CHALLENGE>
Extract every line that contains the string "accent".
# # # # # # #
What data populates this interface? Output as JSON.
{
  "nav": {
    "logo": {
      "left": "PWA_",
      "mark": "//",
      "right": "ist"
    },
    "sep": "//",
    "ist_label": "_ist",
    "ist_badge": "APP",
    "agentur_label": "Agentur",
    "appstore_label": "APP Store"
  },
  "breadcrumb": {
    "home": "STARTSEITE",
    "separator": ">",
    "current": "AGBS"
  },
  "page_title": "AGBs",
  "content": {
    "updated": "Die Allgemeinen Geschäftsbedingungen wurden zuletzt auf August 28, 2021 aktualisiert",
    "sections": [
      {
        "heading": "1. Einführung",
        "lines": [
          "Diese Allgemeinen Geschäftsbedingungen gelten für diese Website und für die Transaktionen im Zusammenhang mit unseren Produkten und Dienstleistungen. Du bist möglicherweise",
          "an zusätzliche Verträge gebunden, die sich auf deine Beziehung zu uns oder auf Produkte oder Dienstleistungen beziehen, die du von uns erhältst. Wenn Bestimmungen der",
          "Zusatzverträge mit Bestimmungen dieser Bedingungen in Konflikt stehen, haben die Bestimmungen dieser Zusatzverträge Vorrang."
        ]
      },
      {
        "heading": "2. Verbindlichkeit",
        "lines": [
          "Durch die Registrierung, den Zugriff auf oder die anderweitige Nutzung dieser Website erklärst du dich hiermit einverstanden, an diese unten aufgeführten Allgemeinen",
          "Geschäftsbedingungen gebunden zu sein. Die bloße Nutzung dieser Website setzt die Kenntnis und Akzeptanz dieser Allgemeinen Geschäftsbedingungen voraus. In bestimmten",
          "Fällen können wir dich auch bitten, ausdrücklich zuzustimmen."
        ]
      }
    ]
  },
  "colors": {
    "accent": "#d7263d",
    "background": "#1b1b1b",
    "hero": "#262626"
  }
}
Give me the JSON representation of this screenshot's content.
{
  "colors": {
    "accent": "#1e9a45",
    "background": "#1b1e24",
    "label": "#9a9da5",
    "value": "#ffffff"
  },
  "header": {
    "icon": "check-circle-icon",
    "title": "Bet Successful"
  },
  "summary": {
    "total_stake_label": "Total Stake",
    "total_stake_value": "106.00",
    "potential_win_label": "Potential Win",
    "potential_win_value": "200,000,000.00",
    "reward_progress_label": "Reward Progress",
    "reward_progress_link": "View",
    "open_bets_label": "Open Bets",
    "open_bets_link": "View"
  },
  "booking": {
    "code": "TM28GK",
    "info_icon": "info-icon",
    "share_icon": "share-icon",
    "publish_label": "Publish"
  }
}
# # # # # # #
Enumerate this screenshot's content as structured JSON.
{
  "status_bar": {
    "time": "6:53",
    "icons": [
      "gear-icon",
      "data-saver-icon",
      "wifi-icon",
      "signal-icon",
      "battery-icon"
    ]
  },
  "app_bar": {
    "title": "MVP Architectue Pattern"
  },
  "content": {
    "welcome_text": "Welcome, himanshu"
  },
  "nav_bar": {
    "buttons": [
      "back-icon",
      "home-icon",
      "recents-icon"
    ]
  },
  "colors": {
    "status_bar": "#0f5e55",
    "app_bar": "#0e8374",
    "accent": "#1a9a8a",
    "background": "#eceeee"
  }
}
# # # # # # #
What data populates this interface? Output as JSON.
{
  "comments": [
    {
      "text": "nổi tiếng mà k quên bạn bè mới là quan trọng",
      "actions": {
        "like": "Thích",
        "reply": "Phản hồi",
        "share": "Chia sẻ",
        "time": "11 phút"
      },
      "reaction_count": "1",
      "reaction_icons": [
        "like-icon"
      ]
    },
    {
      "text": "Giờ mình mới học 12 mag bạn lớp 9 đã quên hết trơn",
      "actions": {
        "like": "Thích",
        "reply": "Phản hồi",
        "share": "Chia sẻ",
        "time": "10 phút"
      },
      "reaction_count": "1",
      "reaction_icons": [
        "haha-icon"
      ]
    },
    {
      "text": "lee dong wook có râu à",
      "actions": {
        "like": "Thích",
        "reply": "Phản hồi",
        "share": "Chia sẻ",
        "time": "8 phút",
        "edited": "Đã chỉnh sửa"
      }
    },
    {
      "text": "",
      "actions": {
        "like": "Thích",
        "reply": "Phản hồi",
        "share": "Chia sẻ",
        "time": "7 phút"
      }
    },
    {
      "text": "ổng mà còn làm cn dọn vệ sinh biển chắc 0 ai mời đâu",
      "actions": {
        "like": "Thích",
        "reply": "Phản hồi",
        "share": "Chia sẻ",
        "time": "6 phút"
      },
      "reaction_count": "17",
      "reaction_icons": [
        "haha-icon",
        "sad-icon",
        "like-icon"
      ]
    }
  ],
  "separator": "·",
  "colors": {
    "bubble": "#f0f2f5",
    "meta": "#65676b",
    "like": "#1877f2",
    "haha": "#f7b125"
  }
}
# # # # # # #
ANSWER TO THE EXERCISE>
    "accent": "#d7263d",
    "accent": "#1e9a45",
    "accent": "#1a9a8a",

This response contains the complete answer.